WHAT IS BEING ASKED → Tell how many lines carry the word "because"; the reply is the number and nothing else.

EXTRACTED ENTRIES →
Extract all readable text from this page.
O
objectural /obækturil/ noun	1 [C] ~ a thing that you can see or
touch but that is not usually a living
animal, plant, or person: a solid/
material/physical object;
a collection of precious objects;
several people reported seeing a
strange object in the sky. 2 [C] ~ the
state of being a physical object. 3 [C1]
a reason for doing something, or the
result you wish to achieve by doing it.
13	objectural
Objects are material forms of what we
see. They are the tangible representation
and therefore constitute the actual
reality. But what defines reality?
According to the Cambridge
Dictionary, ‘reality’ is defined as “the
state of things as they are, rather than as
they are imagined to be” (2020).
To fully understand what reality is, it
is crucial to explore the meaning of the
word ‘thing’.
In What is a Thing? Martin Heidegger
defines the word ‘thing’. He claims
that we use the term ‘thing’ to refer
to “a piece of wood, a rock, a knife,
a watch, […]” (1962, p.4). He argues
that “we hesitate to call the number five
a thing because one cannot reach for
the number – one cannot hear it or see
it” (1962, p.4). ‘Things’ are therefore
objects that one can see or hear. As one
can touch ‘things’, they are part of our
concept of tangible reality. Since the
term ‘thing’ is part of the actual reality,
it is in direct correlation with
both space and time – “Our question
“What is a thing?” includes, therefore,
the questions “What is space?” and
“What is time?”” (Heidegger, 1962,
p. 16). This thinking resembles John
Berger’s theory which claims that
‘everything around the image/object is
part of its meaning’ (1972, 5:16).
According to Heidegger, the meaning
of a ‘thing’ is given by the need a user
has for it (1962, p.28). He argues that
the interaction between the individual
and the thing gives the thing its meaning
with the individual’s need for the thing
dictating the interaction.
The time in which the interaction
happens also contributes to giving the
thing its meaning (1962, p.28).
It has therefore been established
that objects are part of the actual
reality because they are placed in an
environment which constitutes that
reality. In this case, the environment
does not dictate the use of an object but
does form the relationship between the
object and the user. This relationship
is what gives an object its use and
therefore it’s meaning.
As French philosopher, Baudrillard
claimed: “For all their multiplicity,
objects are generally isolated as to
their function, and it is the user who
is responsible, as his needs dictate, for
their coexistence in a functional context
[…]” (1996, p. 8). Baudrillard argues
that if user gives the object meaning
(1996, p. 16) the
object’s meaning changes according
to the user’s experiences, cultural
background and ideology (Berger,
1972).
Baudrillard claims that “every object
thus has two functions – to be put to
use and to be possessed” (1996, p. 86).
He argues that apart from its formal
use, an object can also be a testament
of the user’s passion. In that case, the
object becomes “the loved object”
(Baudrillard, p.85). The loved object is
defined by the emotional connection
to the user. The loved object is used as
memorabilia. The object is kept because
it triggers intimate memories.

EXERCISE OUTPUT → 3